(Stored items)

=== Section Start ===

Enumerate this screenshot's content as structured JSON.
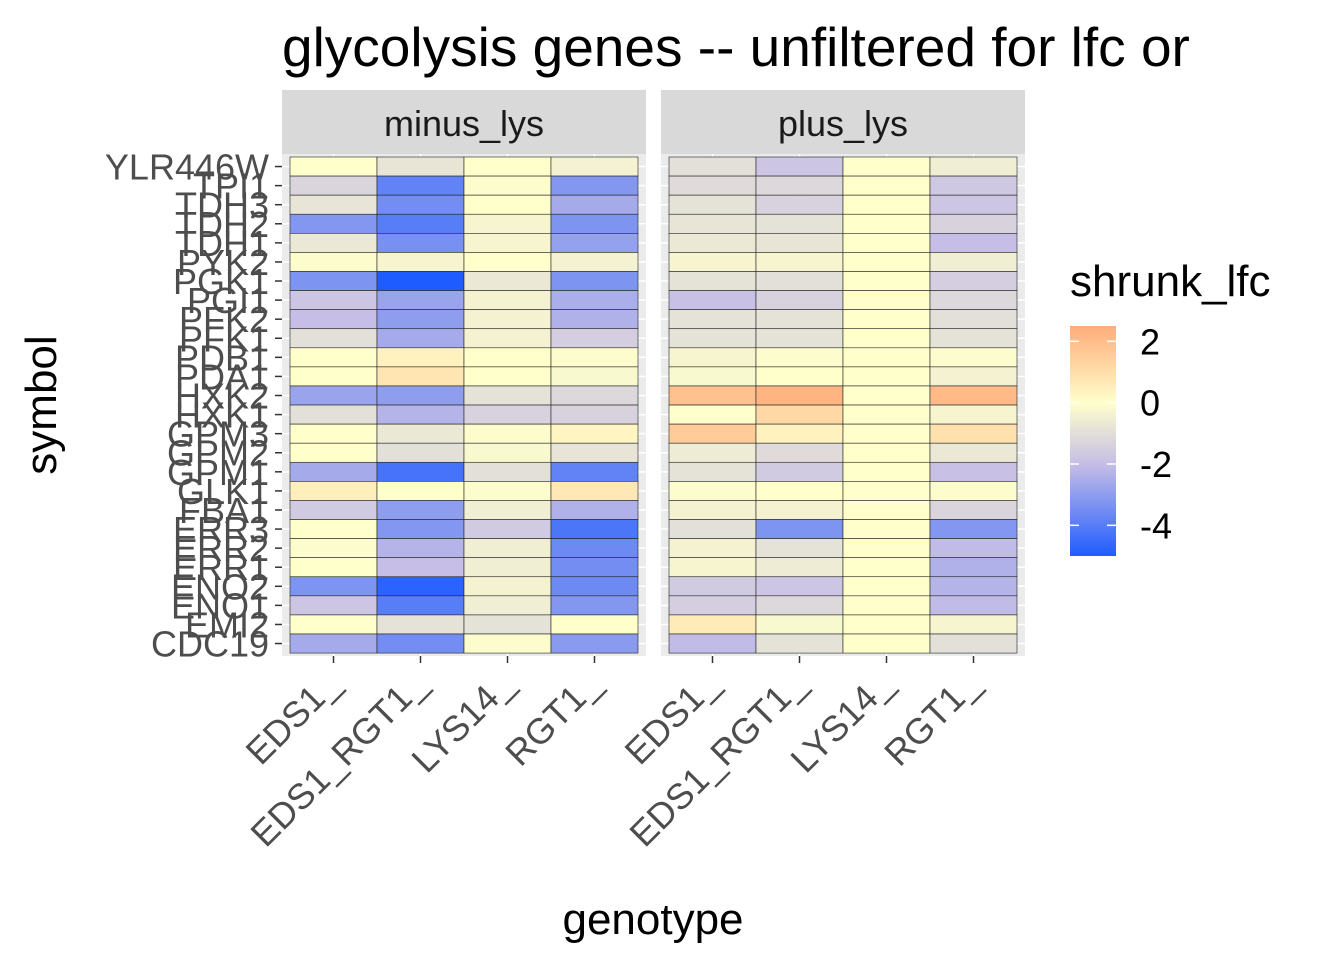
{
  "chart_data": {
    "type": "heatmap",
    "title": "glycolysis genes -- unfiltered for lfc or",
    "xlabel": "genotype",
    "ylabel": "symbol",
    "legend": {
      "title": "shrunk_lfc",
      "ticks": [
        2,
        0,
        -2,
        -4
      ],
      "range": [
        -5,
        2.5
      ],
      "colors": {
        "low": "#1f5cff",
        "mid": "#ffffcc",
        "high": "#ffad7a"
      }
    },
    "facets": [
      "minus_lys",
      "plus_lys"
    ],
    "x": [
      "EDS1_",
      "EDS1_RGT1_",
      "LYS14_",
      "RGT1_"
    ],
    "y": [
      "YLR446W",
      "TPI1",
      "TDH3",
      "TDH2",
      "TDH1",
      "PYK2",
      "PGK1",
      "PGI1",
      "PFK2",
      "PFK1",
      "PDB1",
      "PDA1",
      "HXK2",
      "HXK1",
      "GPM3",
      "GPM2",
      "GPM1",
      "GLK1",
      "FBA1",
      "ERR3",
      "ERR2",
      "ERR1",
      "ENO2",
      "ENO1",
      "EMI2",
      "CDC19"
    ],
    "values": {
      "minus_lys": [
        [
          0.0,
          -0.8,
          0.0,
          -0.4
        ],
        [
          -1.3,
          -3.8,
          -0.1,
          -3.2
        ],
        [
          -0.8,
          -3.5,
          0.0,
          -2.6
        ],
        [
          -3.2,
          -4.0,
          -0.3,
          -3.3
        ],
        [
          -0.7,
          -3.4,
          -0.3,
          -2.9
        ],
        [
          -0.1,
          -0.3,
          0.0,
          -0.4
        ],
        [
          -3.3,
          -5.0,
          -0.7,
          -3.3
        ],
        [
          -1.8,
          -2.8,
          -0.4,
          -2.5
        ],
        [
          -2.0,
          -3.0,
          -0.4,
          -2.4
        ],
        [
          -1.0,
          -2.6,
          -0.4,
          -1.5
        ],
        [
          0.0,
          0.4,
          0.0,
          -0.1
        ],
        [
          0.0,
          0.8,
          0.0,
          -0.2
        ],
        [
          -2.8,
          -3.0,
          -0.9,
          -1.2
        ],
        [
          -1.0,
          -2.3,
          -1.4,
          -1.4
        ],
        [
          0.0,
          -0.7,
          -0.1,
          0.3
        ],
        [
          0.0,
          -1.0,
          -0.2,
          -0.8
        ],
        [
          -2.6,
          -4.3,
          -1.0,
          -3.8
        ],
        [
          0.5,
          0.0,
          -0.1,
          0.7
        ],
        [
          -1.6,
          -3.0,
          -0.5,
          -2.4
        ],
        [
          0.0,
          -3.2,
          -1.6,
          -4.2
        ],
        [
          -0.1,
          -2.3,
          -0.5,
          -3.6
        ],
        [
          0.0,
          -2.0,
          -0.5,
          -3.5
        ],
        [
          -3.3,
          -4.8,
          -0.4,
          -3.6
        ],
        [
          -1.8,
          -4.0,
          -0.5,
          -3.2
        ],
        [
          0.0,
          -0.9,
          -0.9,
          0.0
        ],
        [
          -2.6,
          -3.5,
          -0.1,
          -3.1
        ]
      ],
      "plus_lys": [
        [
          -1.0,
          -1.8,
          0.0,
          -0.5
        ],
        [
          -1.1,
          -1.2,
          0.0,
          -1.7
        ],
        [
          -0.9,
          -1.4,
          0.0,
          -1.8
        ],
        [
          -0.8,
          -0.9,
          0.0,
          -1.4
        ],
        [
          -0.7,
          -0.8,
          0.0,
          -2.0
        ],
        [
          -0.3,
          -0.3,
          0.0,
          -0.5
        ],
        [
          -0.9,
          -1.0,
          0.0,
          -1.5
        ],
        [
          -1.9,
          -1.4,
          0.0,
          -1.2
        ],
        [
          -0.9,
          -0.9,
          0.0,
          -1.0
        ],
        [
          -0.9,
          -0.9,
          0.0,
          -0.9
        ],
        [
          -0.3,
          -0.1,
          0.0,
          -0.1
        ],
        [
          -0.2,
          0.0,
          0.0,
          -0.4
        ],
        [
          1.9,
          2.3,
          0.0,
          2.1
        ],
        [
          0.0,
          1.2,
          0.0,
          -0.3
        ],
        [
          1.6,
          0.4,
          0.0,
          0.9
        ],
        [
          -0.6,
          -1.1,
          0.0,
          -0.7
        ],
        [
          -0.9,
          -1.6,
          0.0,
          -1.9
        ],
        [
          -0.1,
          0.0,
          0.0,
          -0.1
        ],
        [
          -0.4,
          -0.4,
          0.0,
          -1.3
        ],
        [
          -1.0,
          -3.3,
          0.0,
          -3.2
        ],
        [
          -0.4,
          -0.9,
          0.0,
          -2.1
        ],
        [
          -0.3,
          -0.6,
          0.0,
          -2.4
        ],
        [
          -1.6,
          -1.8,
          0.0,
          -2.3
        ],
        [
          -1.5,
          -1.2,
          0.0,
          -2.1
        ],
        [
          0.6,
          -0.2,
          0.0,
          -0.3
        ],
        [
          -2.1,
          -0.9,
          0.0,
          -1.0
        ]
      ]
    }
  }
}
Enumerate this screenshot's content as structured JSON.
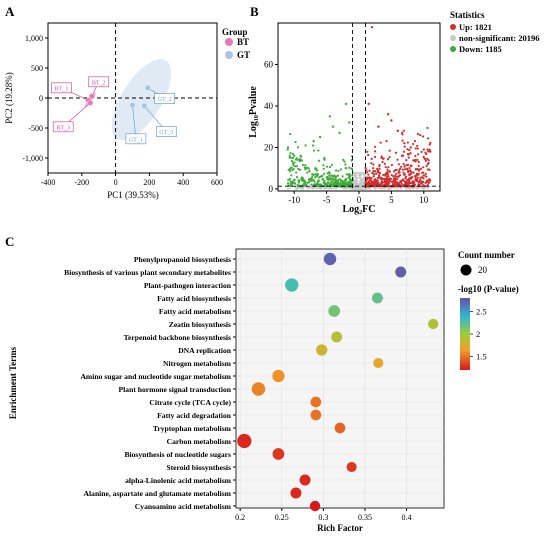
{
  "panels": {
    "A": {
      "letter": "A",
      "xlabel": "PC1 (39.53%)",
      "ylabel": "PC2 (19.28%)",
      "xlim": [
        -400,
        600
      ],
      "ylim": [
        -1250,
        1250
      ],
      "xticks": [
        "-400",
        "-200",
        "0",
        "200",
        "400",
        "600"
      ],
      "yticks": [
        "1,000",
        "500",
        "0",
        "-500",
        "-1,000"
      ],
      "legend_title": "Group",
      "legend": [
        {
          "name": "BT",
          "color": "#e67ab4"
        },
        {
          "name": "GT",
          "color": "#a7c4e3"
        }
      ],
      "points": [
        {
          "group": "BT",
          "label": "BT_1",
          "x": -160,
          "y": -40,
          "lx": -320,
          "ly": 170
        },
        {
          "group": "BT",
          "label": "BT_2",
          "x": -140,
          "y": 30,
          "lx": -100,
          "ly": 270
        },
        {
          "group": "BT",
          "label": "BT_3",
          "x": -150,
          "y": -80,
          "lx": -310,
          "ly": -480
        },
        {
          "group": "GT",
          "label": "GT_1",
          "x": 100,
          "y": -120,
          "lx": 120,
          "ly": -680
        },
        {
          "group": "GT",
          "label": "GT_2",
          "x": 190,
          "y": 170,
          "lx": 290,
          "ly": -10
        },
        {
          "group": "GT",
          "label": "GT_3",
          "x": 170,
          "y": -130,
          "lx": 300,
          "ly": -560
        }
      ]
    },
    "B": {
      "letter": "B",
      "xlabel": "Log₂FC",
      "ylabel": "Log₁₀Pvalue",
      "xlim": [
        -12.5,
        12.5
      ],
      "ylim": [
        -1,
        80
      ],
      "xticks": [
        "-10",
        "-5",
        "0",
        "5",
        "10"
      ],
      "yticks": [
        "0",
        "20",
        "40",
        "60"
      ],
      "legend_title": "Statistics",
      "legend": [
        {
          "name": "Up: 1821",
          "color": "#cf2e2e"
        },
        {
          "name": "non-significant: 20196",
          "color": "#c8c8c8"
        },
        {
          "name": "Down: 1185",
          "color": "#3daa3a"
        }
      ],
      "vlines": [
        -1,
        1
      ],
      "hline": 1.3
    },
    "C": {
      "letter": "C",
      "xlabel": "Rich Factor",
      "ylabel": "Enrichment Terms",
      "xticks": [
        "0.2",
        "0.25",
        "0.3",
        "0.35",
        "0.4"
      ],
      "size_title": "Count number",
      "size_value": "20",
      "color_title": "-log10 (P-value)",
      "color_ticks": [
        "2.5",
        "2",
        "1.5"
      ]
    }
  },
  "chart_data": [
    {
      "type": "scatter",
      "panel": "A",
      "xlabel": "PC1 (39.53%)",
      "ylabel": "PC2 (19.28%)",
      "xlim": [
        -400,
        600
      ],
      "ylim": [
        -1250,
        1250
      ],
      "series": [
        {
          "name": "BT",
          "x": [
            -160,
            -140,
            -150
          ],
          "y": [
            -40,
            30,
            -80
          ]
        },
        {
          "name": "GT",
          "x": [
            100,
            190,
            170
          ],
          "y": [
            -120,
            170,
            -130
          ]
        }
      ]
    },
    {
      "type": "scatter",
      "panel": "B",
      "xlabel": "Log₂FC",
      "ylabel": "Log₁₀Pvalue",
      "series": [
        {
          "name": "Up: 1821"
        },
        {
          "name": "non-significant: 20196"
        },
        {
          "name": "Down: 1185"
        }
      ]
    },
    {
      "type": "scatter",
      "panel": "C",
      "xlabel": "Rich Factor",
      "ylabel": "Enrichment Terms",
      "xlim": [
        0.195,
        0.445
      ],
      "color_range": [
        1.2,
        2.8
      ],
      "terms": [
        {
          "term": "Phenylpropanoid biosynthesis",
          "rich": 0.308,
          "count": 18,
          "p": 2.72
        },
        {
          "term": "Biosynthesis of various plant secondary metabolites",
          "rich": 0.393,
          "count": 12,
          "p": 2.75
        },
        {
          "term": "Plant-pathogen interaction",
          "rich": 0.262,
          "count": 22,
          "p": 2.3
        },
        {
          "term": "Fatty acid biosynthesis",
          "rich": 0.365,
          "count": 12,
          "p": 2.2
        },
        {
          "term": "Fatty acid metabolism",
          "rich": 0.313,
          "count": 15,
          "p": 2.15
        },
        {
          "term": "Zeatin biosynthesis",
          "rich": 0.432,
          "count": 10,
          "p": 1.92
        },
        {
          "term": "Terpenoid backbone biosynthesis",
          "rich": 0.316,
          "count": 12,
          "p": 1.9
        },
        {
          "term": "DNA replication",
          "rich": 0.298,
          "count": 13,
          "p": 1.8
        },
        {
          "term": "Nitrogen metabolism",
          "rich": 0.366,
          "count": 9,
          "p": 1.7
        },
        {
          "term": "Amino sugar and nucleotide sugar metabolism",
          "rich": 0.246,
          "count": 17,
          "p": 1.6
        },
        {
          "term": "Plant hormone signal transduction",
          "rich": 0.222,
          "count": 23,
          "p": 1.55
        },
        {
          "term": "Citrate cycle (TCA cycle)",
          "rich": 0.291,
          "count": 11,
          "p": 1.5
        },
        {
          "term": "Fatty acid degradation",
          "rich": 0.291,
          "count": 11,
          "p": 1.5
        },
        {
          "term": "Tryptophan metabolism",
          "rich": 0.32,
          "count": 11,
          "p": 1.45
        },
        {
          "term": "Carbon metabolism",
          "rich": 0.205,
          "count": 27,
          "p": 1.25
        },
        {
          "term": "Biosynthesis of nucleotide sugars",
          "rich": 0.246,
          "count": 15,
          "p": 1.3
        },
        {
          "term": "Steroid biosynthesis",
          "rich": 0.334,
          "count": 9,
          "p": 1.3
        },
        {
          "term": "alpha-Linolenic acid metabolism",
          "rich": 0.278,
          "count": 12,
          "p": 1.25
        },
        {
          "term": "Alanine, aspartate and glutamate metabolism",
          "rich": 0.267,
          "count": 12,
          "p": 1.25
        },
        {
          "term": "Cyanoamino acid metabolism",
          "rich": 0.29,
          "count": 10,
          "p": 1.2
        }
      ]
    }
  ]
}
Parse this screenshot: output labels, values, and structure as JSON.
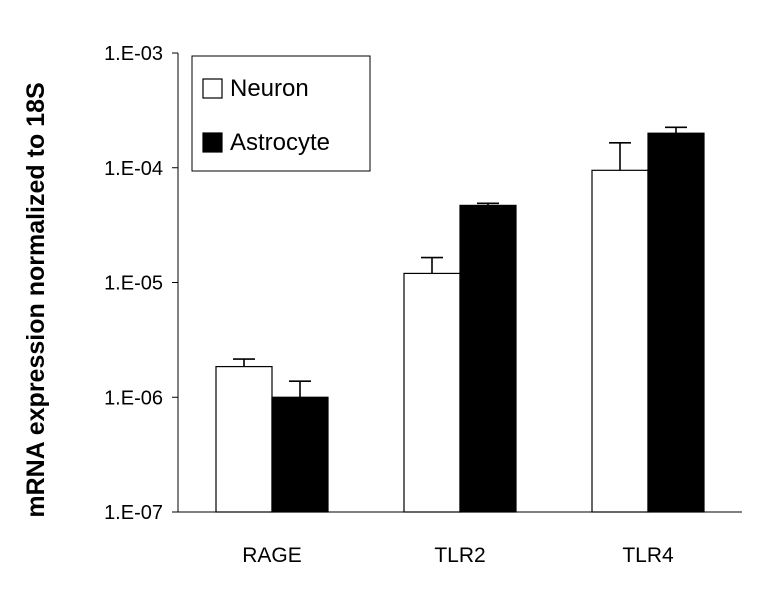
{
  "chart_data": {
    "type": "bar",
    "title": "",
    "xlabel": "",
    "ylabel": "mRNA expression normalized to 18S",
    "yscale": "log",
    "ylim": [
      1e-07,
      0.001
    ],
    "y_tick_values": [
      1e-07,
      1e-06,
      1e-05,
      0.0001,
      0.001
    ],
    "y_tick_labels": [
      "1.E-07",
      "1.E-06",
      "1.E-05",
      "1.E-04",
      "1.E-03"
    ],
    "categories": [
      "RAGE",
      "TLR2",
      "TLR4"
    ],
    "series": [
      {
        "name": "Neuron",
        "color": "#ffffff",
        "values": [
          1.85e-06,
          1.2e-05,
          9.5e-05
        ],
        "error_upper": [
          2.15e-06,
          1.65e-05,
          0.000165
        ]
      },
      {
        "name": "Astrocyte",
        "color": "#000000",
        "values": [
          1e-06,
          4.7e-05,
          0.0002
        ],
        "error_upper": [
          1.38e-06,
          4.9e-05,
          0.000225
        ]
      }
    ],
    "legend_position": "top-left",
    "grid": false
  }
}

=== Section End ===

*Exercise description*: All lines from the one containing "Parse this screenshot: output" through the final line of the records are to be retyped exactly; no other lines and no pictures are to be included.

*Exercise output*:
Parse this screenshot: output labels, values, and structure as JSON.
{
  "chart_data": {
    "type": "bar",
    "title": "",
    "xlabel": "",
    "ylabel": "mRNA expression normalized to 18S",
    "yscale": "log",
    "ylim": [
      1e-07,
      0.001
    ],
    "y_tick_values": [
      1e-07,
      1e-06,
      1e-05,
      0.0001,
      0.001
    ],
    "y_tick_labels": [
      "1.E-07",
      "1.E-06",
      "1.E-05",
      "1.E-04",
      "1.E-03"
    ],
    "categories": [
      "RAGE",
      "TLR2",
      "TLR4"
    ],
    "series": [
      {
        "name": "Neuron",
        "color": "#ffffff",
        "values": [
          1.85e-06,
          1.2e-05,
          9.5e-05
        ],
        "error_upper": [
          2.15e-06,
          1.65e-05,
          0.000165
        ]
      },
      {
        "name": "Astrocyte",
        "color": "#000000",
        "values": [
          1e-06,
          4.7e-05,
          0.0002
        ],
        "error_upper": [
          1.38e-06,
          4.9e-05,
          0.000225
        ]
      }
    ],
    "legend_position": "top-left",
    "grid": false
  }
}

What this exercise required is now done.